-- START OF RECORD SET --

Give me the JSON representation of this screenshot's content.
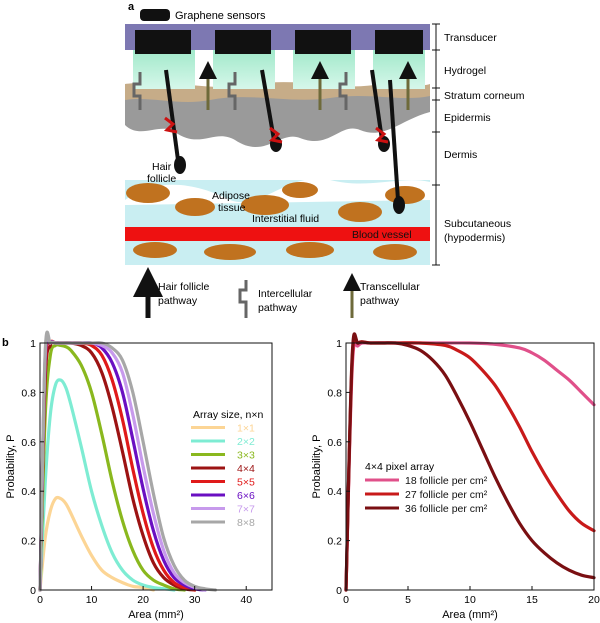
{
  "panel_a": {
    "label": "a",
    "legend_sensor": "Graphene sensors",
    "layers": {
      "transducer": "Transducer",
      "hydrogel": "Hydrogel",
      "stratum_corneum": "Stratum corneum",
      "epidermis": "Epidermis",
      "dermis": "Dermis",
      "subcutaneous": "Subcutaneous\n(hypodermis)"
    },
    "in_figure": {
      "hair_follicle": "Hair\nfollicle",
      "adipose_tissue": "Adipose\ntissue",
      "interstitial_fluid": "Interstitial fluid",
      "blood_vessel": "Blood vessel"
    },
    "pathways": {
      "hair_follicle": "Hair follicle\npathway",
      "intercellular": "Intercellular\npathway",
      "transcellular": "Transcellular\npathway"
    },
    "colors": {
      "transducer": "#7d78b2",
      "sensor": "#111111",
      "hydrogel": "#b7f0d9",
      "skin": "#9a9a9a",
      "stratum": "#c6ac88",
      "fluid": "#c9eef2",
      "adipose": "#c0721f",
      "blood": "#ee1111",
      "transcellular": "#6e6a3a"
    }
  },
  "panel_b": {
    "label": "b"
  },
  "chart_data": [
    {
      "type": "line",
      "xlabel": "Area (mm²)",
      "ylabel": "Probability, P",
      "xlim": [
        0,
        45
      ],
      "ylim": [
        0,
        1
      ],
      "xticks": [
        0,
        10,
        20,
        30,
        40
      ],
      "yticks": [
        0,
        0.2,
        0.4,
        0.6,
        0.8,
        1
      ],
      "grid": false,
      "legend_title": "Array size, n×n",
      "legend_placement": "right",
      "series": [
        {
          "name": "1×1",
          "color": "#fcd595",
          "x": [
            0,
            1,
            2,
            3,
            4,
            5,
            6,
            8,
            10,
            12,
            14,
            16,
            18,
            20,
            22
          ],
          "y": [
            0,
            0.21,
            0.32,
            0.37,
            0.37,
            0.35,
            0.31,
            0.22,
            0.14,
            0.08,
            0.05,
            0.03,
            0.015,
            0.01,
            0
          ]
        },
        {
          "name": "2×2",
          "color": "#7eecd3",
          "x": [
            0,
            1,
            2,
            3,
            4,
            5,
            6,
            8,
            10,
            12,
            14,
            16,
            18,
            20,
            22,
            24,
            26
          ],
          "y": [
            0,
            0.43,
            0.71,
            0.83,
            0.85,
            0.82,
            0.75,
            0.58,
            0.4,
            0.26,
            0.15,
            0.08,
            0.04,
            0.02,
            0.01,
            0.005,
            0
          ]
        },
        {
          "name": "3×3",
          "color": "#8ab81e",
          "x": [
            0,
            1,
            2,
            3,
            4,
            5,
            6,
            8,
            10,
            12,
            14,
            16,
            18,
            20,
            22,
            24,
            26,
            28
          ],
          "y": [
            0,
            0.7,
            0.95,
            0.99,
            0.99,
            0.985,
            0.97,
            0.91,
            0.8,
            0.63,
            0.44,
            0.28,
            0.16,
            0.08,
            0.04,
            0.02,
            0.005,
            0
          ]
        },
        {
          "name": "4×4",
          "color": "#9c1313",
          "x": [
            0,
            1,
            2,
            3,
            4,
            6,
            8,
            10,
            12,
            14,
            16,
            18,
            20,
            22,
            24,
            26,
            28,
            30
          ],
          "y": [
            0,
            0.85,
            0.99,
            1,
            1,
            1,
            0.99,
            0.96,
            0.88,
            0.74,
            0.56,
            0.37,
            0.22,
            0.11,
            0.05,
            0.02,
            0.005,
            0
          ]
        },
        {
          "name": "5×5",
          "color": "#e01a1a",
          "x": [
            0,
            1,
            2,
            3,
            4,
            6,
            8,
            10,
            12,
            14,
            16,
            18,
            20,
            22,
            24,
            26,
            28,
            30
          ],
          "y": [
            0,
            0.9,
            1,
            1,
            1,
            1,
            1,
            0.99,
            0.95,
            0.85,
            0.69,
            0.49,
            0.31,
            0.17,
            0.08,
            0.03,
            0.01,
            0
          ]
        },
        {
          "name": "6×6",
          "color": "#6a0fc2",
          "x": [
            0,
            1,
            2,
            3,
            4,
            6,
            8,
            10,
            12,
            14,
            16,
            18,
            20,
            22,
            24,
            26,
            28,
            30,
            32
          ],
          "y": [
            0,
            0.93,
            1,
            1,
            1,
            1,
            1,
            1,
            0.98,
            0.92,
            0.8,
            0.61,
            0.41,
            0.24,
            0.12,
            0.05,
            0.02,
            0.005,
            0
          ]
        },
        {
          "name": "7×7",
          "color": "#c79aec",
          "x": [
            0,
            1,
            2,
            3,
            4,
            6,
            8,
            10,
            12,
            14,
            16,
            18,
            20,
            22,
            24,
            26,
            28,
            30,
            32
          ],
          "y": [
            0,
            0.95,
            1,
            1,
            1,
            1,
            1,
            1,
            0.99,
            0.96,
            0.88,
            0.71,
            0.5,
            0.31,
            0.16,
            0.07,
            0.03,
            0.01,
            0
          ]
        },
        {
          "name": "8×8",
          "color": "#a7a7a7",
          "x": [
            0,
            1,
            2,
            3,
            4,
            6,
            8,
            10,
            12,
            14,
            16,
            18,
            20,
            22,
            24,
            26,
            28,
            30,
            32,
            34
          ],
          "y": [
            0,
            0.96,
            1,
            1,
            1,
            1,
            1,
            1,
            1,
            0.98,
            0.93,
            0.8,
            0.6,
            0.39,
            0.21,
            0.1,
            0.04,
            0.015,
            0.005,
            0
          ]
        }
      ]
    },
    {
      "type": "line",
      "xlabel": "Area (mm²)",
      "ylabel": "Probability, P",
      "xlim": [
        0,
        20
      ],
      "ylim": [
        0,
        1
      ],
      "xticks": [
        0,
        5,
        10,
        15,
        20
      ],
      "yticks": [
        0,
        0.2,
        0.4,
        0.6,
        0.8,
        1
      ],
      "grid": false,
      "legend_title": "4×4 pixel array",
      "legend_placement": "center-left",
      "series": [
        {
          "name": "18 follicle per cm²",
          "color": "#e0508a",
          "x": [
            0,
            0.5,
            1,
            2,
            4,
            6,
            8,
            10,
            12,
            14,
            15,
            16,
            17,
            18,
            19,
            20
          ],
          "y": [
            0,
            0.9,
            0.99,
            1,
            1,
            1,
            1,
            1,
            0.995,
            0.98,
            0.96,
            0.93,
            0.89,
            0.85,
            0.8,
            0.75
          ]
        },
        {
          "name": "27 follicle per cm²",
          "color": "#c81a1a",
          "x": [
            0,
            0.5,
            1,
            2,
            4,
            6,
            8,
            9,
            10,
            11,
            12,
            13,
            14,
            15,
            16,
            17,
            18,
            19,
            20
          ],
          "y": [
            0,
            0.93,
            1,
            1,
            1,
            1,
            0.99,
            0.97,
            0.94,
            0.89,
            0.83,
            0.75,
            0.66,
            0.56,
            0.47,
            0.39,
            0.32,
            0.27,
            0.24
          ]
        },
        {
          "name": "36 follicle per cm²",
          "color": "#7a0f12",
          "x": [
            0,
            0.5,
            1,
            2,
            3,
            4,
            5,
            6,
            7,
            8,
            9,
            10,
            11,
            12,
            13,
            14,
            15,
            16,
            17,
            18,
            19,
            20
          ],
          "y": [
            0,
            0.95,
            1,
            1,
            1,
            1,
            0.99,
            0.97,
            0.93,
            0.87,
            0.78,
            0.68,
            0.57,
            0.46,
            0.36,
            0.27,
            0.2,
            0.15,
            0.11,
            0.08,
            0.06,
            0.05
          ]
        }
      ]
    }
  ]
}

-- END OF RECORD SET --
-- START OF RECORD SET --

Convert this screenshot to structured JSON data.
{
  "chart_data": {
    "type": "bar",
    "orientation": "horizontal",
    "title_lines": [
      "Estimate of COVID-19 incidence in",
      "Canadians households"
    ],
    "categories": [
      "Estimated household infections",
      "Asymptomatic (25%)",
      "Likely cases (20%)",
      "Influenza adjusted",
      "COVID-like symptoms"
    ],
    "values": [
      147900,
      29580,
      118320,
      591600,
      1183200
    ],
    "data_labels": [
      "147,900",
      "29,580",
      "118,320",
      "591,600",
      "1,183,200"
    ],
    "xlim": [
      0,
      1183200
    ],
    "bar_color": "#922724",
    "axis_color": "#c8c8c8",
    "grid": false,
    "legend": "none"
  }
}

-- END OF RECORD SET --
-- START OF RECORD SET --

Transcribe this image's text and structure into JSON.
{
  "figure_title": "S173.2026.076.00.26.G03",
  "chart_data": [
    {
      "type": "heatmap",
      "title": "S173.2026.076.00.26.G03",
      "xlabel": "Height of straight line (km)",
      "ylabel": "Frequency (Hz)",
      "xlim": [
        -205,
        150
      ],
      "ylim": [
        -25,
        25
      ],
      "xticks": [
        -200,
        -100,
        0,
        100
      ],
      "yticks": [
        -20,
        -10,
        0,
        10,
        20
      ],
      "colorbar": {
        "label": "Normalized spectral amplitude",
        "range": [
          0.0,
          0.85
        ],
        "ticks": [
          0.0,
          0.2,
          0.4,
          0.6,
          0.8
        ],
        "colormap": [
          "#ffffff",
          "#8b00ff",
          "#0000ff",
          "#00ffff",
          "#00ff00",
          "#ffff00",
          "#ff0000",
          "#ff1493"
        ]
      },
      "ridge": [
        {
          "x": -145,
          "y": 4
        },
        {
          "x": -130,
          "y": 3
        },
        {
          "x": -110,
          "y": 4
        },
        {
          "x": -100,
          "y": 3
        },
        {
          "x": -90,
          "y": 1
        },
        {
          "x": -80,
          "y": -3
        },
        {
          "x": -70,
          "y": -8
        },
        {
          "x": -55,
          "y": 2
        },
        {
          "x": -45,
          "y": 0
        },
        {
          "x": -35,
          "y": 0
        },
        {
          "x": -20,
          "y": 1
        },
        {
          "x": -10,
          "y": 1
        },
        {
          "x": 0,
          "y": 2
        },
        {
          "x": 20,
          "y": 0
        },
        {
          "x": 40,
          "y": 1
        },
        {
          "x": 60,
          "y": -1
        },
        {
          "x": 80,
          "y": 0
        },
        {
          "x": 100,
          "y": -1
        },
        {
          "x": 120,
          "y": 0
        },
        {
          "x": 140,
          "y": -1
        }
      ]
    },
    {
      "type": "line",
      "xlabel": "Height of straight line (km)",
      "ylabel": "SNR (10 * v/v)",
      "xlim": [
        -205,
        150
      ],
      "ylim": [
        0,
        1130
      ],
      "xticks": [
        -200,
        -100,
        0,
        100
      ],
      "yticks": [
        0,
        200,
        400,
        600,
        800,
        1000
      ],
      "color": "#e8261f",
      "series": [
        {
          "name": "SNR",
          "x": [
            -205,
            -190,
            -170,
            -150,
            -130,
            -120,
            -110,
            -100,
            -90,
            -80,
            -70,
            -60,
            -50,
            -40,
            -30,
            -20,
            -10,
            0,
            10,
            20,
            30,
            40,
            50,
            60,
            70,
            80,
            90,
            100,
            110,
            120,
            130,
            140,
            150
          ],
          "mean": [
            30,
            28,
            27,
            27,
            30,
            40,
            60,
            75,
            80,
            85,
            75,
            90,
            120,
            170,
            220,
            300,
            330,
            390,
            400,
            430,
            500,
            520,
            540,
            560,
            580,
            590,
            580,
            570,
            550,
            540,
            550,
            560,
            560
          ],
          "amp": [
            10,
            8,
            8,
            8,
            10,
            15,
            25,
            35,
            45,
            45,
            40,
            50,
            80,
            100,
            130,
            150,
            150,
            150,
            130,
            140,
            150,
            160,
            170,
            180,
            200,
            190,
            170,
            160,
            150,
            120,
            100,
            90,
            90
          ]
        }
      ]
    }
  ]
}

-- END OF RECORD SET --

From the entries, report each line that includes the word "Hair".

      "hair_follicle": "Hair\nfollicle",
      "hair_follicle": "Hair follicle\npathway",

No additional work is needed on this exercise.